Problem requirements —
How many lines of the records hold the string "JSON"? Reply with the number alone.
══════════════════════════════
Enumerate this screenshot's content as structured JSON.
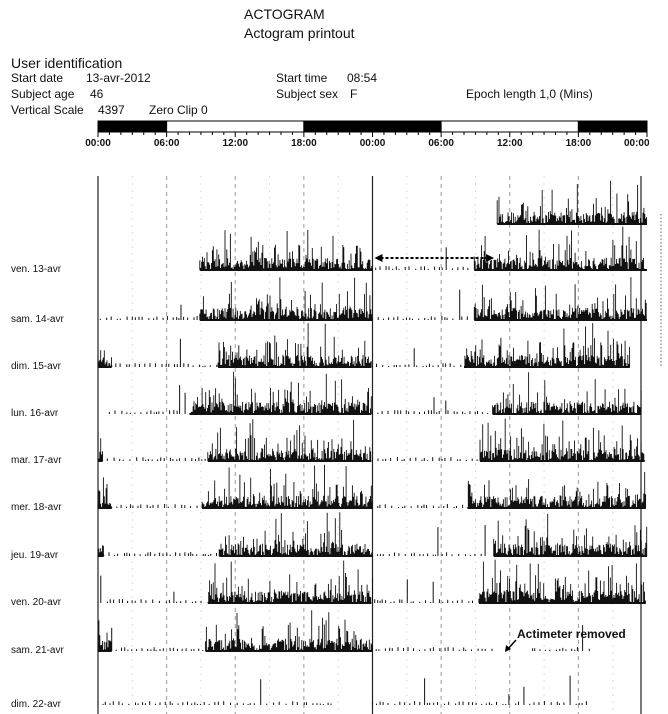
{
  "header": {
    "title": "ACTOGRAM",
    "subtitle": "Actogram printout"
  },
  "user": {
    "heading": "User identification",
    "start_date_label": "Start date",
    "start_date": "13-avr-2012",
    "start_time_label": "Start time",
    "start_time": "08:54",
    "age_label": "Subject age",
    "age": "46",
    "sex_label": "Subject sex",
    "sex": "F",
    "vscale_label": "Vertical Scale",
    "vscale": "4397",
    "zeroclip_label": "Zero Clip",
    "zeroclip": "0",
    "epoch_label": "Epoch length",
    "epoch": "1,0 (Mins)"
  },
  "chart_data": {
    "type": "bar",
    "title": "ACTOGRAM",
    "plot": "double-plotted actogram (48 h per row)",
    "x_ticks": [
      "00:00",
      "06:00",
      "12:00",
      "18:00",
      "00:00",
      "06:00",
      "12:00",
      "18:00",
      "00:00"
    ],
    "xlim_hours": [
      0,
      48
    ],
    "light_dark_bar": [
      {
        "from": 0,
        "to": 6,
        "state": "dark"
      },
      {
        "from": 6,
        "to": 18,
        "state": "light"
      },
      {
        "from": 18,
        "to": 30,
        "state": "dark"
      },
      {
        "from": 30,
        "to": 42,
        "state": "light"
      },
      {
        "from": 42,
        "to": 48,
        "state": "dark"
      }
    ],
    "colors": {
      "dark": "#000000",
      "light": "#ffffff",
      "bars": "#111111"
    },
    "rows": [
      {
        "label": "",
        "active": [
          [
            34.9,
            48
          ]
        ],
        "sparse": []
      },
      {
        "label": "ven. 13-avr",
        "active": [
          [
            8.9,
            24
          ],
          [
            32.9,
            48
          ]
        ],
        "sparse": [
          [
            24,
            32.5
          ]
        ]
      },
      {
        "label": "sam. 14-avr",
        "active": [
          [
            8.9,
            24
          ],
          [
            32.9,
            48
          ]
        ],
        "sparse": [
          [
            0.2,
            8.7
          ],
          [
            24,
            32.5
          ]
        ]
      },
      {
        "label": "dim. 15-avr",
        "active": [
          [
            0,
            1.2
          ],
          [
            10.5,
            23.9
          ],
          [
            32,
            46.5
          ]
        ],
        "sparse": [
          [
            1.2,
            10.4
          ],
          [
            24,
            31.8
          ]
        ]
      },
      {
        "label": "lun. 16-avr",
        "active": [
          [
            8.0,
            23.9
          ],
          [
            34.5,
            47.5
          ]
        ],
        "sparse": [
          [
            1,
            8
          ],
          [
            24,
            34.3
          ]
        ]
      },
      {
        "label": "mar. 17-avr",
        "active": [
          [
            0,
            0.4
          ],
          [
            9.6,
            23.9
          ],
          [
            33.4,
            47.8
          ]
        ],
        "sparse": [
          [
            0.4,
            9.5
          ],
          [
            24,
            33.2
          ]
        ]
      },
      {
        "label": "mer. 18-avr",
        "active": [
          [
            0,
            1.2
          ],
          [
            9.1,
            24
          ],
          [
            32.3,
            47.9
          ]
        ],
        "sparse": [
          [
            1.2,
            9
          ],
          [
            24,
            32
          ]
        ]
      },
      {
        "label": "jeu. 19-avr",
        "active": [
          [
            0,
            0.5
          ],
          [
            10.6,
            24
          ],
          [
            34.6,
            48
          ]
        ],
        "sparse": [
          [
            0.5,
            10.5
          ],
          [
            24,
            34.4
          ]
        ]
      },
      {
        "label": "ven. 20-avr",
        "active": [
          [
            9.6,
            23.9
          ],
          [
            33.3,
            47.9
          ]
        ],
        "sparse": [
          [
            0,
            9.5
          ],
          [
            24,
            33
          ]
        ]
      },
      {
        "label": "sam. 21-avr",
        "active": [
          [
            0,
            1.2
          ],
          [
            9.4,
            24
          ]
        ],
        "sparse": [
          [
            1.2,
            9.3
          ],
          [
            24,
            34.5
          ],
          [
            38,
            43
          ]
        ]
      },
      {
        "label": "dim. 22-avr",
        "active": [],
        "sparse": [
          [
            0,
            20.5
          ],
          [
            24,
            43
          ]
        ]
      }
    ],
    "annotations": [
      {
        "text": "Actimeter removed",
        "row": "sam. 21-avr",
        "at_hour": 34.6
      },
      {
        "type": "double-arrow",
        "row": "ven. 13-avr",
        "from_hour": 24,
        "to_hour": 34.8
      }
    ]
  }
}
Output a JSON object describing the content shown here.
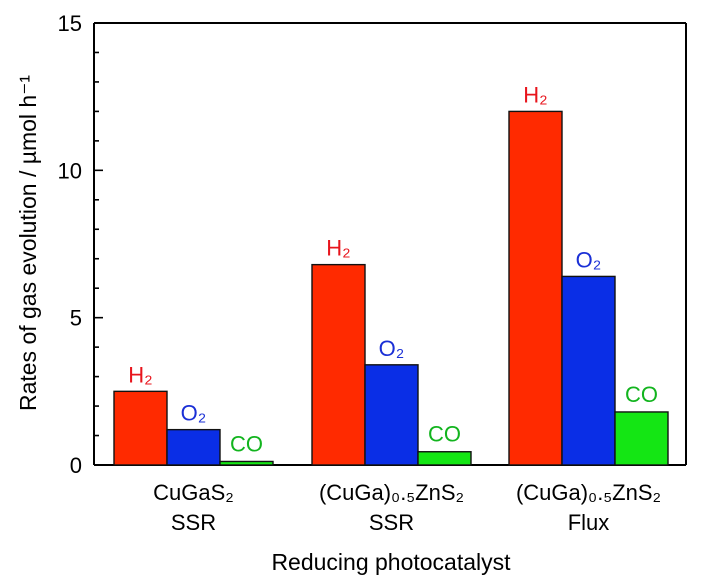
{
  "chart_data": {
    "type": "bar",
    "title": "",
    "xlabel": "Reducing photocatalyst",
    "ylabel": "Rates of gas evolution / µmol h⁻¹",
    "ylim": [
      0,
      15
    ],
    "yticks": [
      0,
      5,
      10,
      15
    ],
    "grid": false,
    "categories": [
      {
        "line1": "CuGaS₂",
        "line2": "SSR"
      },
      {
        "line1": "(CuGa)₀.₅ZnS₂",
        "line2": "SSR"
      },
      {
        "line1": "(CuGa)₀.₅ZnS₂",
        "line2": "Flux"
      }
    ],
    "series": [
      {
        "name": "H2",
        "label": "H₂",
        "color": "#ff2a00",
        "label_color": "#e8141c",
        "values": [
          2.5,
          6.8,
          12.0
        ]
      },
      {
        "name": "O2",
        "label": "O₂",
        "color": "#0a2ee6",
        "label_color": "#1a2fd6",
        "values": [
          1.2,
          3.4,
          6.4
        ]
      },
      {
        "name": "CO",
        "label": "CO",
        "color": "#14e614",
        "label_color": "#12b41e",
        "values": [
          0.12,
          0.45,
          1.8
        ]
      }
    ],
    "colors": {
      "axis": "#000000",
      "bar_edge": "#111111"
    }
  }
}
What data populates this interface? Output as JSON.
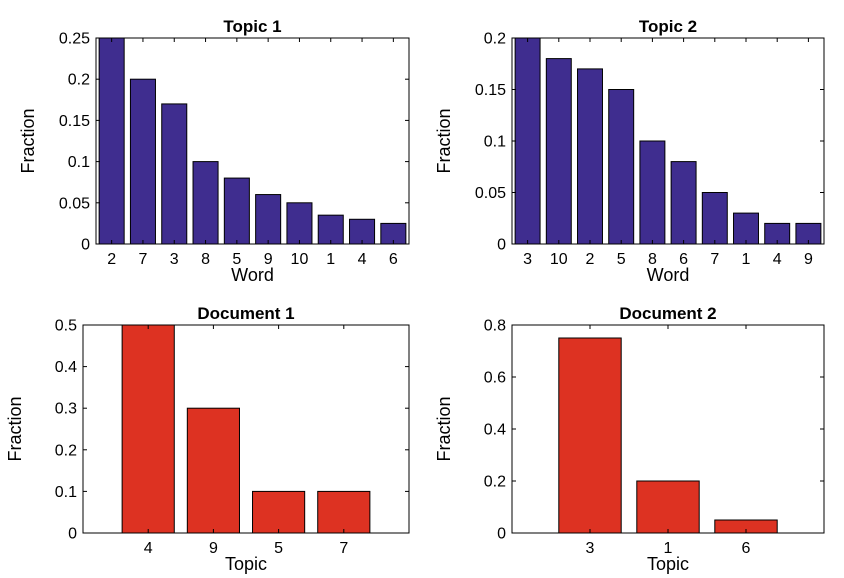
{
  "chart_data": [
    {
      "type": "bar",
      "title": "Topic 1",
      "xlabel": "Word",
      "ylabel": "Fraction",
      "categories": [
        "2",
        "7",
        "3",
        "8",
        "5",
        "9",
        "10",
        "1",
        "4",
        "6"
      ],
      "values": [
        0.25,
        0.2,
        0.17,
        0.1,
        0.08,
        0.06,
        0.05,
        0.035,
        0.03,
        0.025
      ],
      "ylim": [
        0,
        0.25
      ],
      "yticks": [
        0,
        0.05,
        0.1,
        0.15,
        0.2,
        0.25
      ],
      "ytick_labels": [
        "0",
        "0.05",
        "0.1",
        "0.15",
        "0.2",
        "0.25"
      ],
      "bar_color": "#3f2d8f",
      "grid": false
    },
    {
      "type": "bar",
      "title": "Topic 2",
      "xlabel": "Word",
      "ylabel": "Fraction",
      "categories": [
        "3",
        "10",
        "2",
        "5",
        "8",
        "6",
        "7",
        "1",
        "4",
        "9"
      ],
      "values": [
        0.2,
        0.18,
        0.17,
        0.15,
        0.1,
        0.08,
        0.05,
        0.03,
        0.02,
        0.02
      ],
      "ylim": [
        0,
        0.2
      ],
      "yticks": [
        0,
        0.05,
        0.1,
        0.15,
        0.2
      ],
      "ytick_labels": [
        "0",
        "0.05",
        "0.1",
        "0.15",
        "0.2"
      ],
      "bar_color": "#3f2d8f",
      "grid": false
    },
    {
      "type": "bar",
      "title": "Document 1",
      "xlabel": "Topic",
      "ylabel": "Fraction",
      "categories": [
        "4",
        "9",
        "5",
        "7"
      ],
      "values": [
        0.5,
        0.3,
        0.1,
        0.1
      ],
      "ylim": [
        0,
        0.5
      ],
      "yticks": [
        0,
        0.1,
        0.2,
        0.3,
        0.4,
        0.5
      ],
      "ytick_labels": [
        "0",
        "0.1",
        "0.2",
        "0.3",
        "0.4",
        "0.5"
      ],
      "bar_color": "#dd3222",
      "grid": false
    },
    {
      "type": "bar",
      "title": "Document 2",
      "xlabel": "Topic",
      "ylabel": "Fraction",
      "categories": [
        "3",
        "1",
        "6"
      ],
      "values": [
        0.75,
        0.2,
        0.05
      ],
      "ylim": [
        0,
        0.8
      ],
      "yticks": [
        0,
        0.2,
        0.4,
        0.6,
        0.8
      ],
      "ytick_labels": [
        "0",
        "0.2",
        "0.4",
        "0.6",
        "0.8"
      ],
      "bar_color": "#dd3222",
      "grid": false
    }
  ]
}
══════════════════════════════
Response for this exercise —
3